**Data items**:
——————

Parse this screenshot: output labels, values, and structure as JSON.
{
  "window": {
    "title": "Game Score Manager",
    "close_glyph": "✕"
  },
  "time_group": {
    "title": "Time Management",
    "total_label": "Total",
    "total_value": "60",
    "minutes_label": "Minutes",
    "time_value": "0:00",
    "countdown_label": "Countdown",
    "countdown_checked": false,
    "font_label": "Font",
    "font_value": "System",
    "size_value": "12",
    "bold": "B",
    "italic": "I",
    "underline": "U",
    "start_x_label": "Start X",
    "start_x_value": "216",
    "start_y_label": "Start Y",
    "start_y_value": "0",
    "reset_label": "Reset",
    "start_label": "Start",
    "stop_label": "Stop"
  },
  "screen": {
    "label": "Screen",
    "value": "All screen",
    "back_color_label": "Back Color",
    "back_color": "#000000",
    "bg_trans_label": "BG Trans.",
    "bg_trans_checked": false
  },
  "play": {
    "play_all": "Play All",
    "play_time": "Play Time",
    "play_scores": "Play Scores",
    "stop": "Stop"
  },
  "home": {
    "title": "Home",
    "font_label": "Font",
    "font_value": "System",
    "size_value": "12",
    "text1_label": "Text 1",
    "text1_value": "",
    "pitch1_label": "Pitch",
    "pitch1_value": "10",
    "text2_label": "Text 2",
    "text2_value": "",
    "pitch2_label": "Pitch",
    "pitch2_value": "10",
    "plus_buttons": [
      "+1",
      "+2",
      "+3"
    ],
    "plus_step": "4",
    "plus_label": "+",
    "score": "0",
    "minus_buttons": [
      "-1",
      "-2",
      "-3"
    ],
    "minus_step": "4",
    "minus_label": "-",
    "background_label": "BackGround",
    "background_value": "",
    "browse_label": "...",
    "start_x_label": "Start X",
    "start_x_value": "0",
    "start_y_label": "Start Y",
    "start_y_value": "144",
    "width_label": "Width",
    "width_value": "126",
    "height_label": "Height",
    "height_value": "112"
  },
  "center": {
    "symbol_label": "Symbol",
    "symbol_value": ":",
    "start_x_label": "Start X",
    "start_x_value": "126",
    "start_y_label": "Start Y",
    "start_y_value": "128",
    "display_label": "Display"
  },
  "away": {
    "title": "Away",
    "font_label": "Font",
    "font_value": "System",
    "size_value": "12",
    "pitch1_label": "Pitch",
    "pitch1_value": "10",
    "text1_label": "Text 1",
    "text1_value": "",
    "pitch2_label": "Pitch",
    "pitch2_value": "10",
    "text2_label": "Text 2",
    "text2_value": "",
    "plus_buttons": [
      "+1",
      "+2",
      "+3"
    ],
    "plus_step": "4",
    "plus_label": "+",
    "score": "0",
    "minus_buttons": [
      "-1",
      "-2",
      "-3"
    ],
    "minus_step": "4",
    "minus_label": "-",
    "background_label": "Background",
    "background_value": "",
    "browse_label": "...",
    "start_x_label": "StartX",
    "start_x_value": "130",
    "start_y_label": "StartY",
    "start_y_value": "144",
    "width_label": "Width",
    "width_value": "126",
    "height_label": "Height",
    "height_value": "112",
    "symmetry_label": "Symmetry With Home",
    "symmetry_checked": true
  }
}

——————

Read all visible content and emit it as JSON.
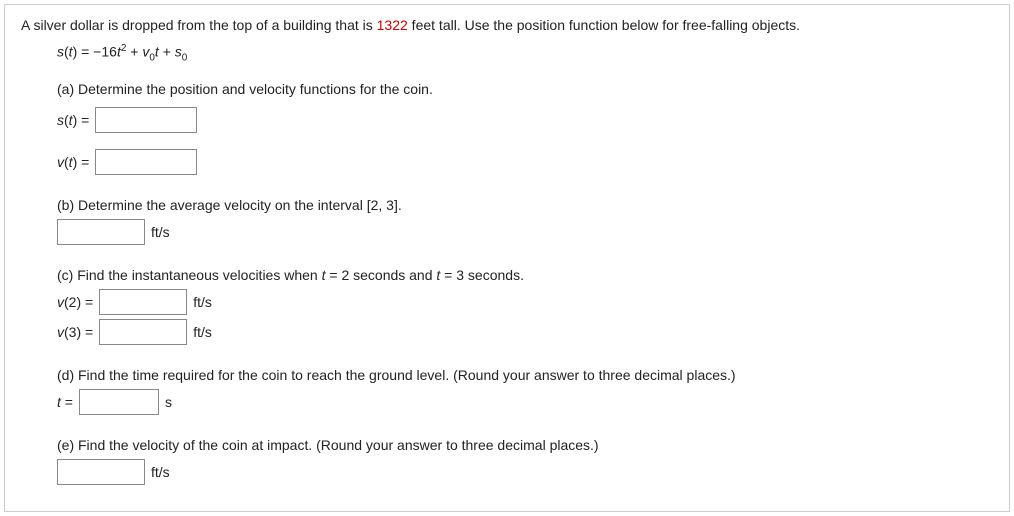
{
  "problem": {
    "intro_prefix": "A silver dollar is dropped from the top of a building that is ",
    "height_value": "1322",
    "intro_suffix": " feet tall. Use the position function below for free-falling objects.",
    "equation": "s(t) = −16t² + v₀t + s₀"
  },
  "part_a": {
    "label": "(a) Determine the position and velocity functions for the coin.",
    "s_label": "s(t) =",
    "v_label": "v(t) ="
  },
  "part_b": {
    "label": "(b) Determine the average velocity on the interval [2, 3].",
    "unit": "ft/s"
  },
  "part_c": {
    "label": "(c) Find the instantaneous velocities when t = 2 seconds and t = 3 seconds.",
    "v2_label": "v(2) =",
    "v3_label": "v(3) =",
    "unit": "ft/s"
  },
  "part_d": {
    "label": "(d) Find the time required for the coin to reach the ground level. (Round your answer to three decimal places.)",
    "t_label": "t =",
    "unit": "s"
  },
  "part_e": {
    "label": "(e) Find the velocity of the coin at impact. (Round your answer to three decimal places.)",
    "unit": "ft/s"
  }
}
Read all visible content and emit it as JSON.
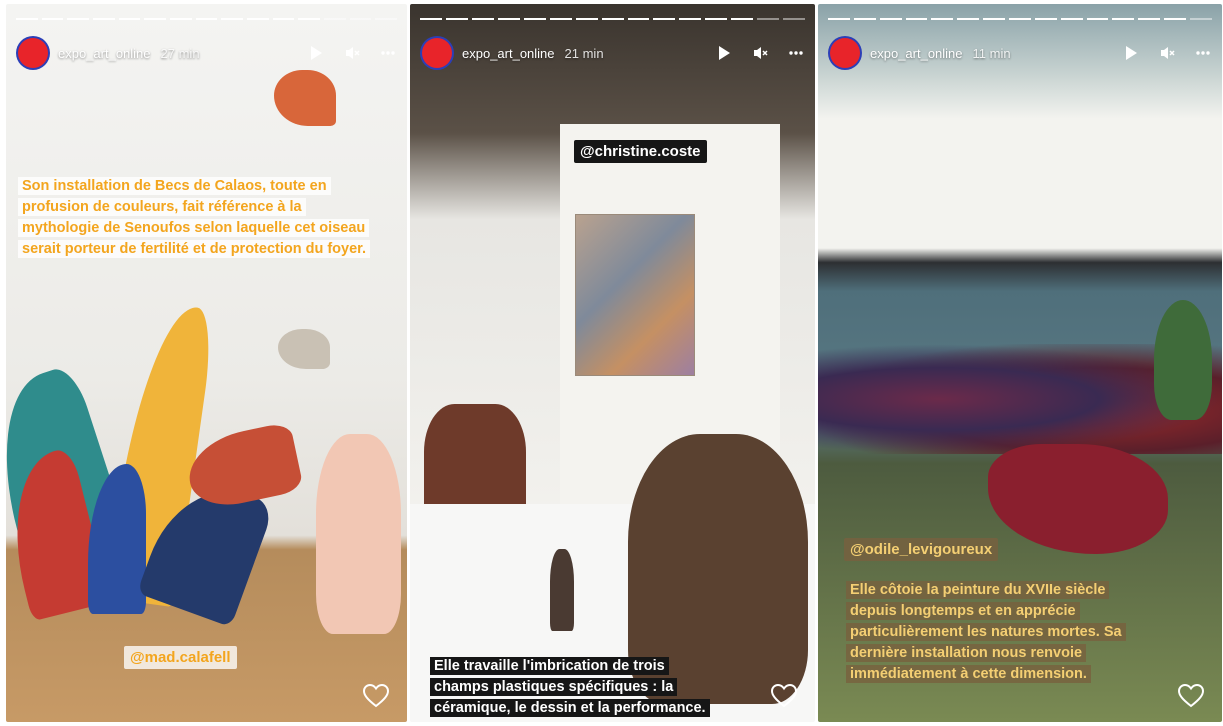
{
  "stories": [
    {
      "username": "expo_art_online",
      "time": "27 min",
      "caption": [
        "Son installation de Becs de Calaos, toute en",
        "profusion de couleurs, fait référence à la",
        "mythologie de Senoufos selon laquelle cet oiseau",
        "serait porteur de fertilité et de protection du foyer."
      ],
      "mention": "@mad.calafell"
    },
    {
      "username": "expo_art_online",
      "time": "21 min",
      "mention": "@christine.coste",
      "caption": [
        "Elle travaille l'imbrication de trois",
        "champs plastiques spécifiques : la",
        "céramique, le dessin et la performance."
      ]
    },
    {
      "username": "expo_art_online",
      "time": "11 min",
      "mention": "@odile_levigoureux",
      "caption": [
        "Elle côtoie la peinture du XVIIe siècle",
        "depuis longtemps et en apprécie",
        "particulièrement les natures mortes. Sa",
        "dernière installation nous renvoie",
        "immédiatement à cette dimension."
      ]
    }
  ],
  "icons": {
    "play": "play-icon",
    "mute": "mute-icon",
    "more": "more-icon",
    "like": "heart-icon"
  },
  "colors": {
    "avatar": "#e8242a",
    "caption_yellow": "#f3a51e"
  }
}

——————

**Objective**:
State the count of lines above containing the string "decimal", and add nothing to it.

**Output of the exercise**:
2